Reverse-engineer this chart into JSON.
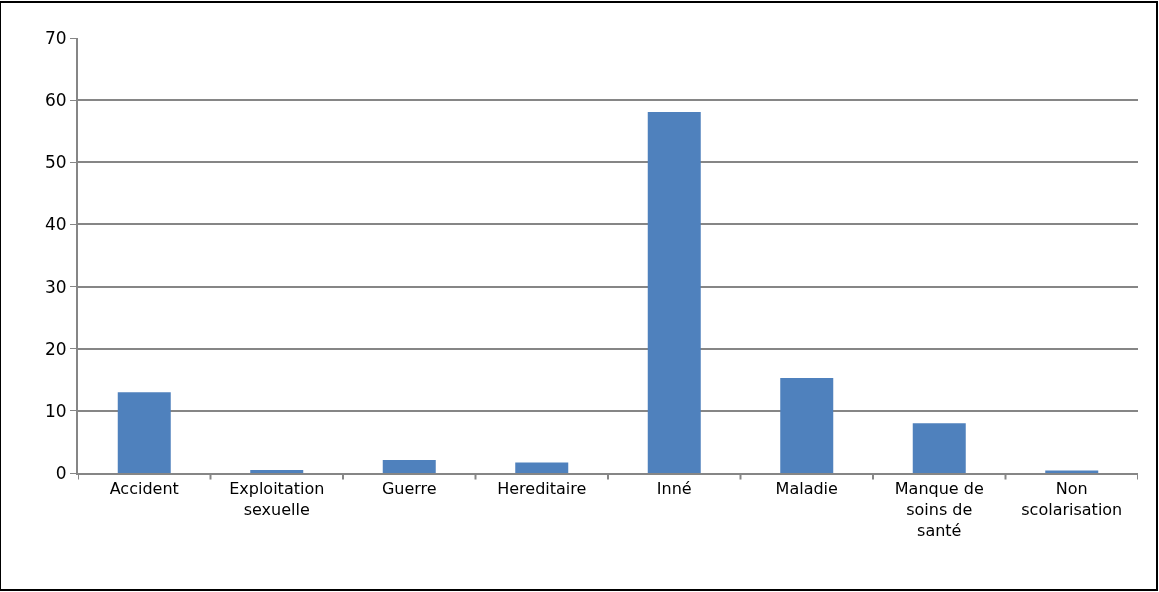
{
  "chart_data": {
    "type": "bar",
    "categories": [
      "Accident",
      "Exploitation sexuelle",
      "Guerre",
      "Hereditaire",
      "Inné",
      "Maladie",
      "Manque de soins de santé",
      "Non scolarisation"
    ],
    "values": [
      13.0,
      0.5,
      2.1,
      1.7,
      58.1,
      15.3,
      8.0,
      0.4
    ],
    "color": "#4f81bd",
    "ylim": [
      0,
      70
    ],
    "yticks": [
      0,
      10,
      20,
      30,
      40,
      50,
      60,
      70
    ],
    "grid": "y",
    "legend": false
  }
}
■ ■ ■ ■
Copy each line exactly, and leave the pictures out of your copy.

» **Response to the task**:
Reverse-engineer this chart into JSON.
{
  "chart_data": {
    "type": "bar",
    "categories": [
      "Accident",
      "Exploitation sexuelle",
      "Guerre",
      "Hereditaire",
      "Inné",
      "Maladie",
      "Manque de soins de santé",
      "Non scolarisation"
    ],
    "values": [
      13.0,
      0.5,
      2.1,
      1.7,
      58.1,
      15.3,
      8.0,
      0.4
    ],
    "color": "#4f81bd",
    "ylim": [
      0,
      70
    ],
    "yticks": [
      0,
      10,
      20,
      30,
      40,
      50,
      60,
      70
    ],
    "grid": "y",
    "legend": false
  }
}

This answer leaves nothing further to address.